===== Supplied data
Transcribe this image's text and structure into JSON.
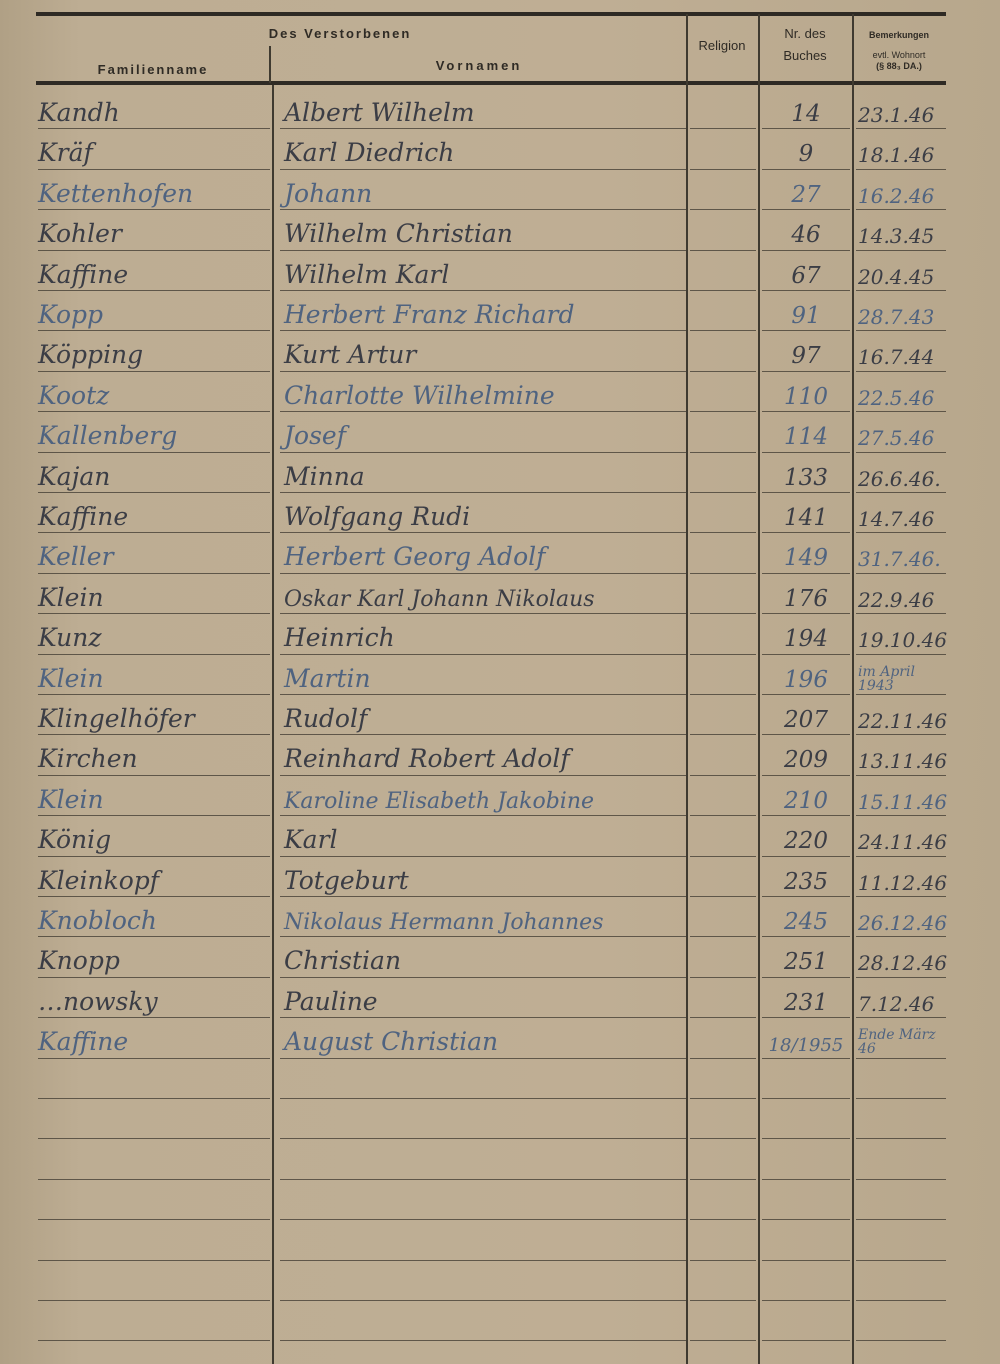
{
  "header": {
    "group": "Des Verstorbenen",
    "family_name": "Familienname",
    "first_names": "Vornamen",
    "religion": "Religion",
    "book_no_line1": "Nr. des",
    "book_no_line2": "Buches",
    "remarks_line1": "Bemerkungen",
    "remarks_line2": "evtl. Wohnort",
    "remarks_line3": "(§ 88₃ DA.)"
  },
  "entries": [
    {
      "family_name": "Kandh",
      "first_names": "Albert Wilhelm",
      "religion": "",
      "book_no": "14",
      "remarks": "23.1.46"
    },
    {
      "family_name": "Kräf",
      "first_names": "Karl Diedrich",
      "religion": "",
      "book_no": "9",
      "remarks": "18.1.46"
    },
    {
      "family_name": "Kettenhofen",
      "first_names": "Johann",
      "religion": "",
      "book_no": "27",
      "remarks": "16.2.46"
    },
    {
      "family_name": "Kohler",
      "first_names": "Wilhelm Christian",
      "religion": "",
      "book_no": "46",
      "remarks": "14.3.45"
    },
    {
      "family_name": "Kaffine",
      "first_names": "Wilhelm Karl",
      "religion": "",
      "book_no": "67",
      "remarks": "20.4.45"
    },
    {
      "family_name": "Kopp",
      "first_names": "Herbert Franz Richard",
      "religion": "",
      "book_no": "91",
      "remarks": "28.7.43"
    },
    {
      "family_name": "Köpping",
      "first_names": "Kurt Artur",
      "religion": "",
      "book_no": "97",
      "remarks": "16.7.44"
    },
    {
      "family_name": "Kootz",
      "first_names": "Charlotte Wilhelmine",
      "religion": "",
      "book_no": "110",
      "remarks": "22.5.46"
    },
    {
      "family_name": "Kallenberg",
      "first_names": "Josef",
      "religion": "",
      "book_no": "114",
      "remarks": "27.5.46"
    },
    {
      "family_name": "Kajan",
      "first_names": "Minna",
      "religion": "",
      "book_no": "133",
      "remarks": "26.6.46."
    },
    {
      "family_name": "Kaffine",
      "first_names": "Wolfgang Rudi",
      "religion": "",
      "book_no": "141",
      "remarks": "14.7.46"
    },
    {
      "family_name": "Keller",
      "first_names": "Herbert Georg Adolf",
      "religion": "",
      "book_no": "149",
      "remarks": "31.7.46."
    },
    {
      "family_name": "Klein",
      "first_names": "Oskar Karl Johann Nikolaus",
      "religion": "",
      "book_no": "176",
      "remarks": "22.9.46"
    },
    {
      "family_name": "Kunz",
      "first_names": "Heinrich",
      "religion": "",
      "book_no": "194",
      "remarks": "19.10.46"
    },
    {
      "family_name": "Klein",
      "first_names": "Martin",
      "religion": "",
      "book_no": "196",
      "remarks": "im April 1943"
    },
    {
      "family_name": "Klingelhöfer",
      "first_names": "Rudolf",
      "religion": "",
      "book_no": "207",
      "remarks": "22.11.46"
    },
    {
      "family_name": "Kirchen",
      "first_names": "Reinhard Robert Adolf",
      "religion": "",
      "book_no": "209",
      "remarks": "13.11.46"
    },
    {
      "family_name": "Klein",
      "first_names": "Karoline Elisabeth Jakobine",
      "religion": "",
      "book_no": "210",
      "remarks": "15.11.46"
    },
    {
      "family_name": "König",
      "first_names": "Karl",
      "religion": "",
      "book_no": "220",
      "remarks": "24.11.46"
    },
    {
      "family_name": "Kleinkopf",
      "first_names": "Totgeburt",
      "religion": "",
      "book_no": "235",
      "remarks": "11.12.46"
    },
    {
      "family_name": "Knobloch",
      "first_names": "Nikolaus Hermann Johannes",
      "religion": "",
      "book_no": "245",
      "remarks": "26.12.46"
    },
    {
      "family_name": "Knopp",
      "first_names": "Christian",
      "religion": "",
      "book_no": "251",
      "remarks": "28.12.46"
    },
    {
      "family_name": "…nowsky",
      "first_names": "Pauline",
      "religion": "",
      "book_no": "231",
      "remarks": "7.12.46"
    },
    {
      "family_name": "Kaffine",
      "first_names": "August Christian",
      "religion": "",
      "book_no": "18/1955",
      "remarks": "Ende März 46"
    }
  ],
  "colors": {
    "paper": "#bfae94",
    "ink": "#3b3d45",
    "ink_blue": "#4f6380",
    "rule": "#3f3a30"
  }
}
==========
What is needed — Transcribe the preceding listing in its entirety and with exact wording, leaving out pictures.

The answer —
Transcribe this image's text and structure into JSON.
{
  "header": {
    "group": "Des Verstorbenen",
    "family_name": "Familienname",
    "first_names": "Vornamen",
    "religion": "Religion",
    "book_no_line1": "Nr. des",
    "book_no_line2": "Buches",
    "remarks_line1": "Bemerkungen",
    "remarks_line2": "evtl. Wohnort",
    "remarks_line3": "(§ 88₃ DA.)"
  },
  "entries": [
    {
      "family_name": "Kandh",
      "first_names": "Albert Wilhelm",
      "religion": "",
      "book_no": "14",
      "remarks": "23.1.46"
    },
    {
      "family_name": "Kräf",
      "first_names": "Karl Diedrich",
      "religion": "",
      "book_no": "9",
      "remarks": "18.1.46"
    },
    {
      "family_name": "Kettenhofen",
      "first_names": "Johann",
      "religion": "",
      "book_no": "27",
      "remarks": "16.2.46"
    },
    {
      "family_name": "Kohler",
      "first_names": "Wilhelm Christian",
      "religion": "",
      "book_no": "46",
      "remarks": "14.3.45"
    },
    {
      "family_name": "Kaffine",
      "first_names": "Wilhelm Karl",
      "religion": "",
      "book_no": "67",
      "remarks": "20.4.45"
    },
    {
      "family_name": "Kopp",
      "first_names": "Herbert Franz Richard",
      "religion": "",
      "book_no": "91",
      "remarks": "28.7.43"
    },
    {
      "family_name": "Köpping",
      "first_names": "Kurt Artur",
      "religion": "",
      "book_no": "97",
      "remarks": "16.7.44"
    },
    {
      "family_name": "Kootz",
      "first_names": "Charlotte Wilhelmine",
      "religion": "",
      "book_no": "110",
      "remarks": "22.5.46"
    },
    {
      "family_name": "Kallenberg",
      "first_names": "Josef",
      "religion": "",
      "book_no": "114",
      "remarks": "27.5.46"
    },
    {
      "family_name": "Kajan",
      "first_names": "Minna",
      "religion": "",
      "book_no": "133",
      "remarks": "26.6.46."
    },
    {
      "family_name": "Kaffine",
      "first_names": "Wolfgang Rudi",
      "religion": "",
      "book_no": "141",
      "remarks": "14.7.46"
    },
    {
      "family_name": "Keller",
      "first_names": "Herbert Georg Adolf",
      "religion": "",
      "book_no": "149",
      "remarks": "31.7.46."
    },
    {
      "family_name": "Klein",
      "first_names": "Oskar Karl Johann Nikolaus",
      "religion": "",
      "book_no": "176",
      "remarks": "22.9.46"
    },
    {
      "family_name": "Kunz",
      "first_names": "Heinrich",
      "religion": "",
      "book_no": "194",
      "remarks": "19.10.46"
    },
    {
      "family_name": "Klein",
      "first_names": "Martin",
      "religion": "",
      "book_no": "196",
      "remarks": "im April 1943"
    },
    {
      "family_name": "Klingelhöfer",
      "first_names": "Rudolf",
      "religion": "",
      "book_no": "207",
      "remarks": "22.11.46"
    },
    {
      "family_name": "Kirchen",
      "first_names": "Reinhard Robert Adolf",
      "religion": "",
      "book_no": "209",
      "remarks": "13.11.46"
    },
    {
      "family_name": "Klein",
      "first_names": "Karoline Elisabeth Jakobine",
      "religion": "",
      "book_no": "210",
      "remarks": "15.11.46"
    },
    {
      "family_name": "König",
      "first_names": "Karl",
      "religion": "",
      "book_no": "220",
      "remarks": "24.11.46"
    },
    {
      "family_name": "Kleinkopf",
      "first_names": "Totgeburt",
      "religion": "",
      "book_no": "235",
      "remarks": "11.12.46"
    },
    {
      "family_name": "Knobloch",
      "first_names": "Nikolaus Hermann Johannes",
      "religion": "",
      "book_no": "245",
      "remarks": "26.12.46"
    },
    {
      "family_name": "Knopp",
      "first_names": "Christian",
      "religion": "",
      "book_no": "251",
      "remarks": "28.12.46"
    },
    {
      "family_name": "…nowsky",
      "first_names": "Pauline",
      "religion": "",
      "book_no": "231",
      "remarks": "7.12.46"
    },
    {
      "family_name": "Kaffine",
      "first_names": "August Christian",
      "religion": "",
      "book_no": "18/1955",
      "remarks": "Ende März 46"
    }
  ],
  "colors": {
    "paper": "#bfae94",
    "ink": "#3b3d45",
    "ink_blue": "#4f6380",
    "rule": "#3f3a30"
  }
}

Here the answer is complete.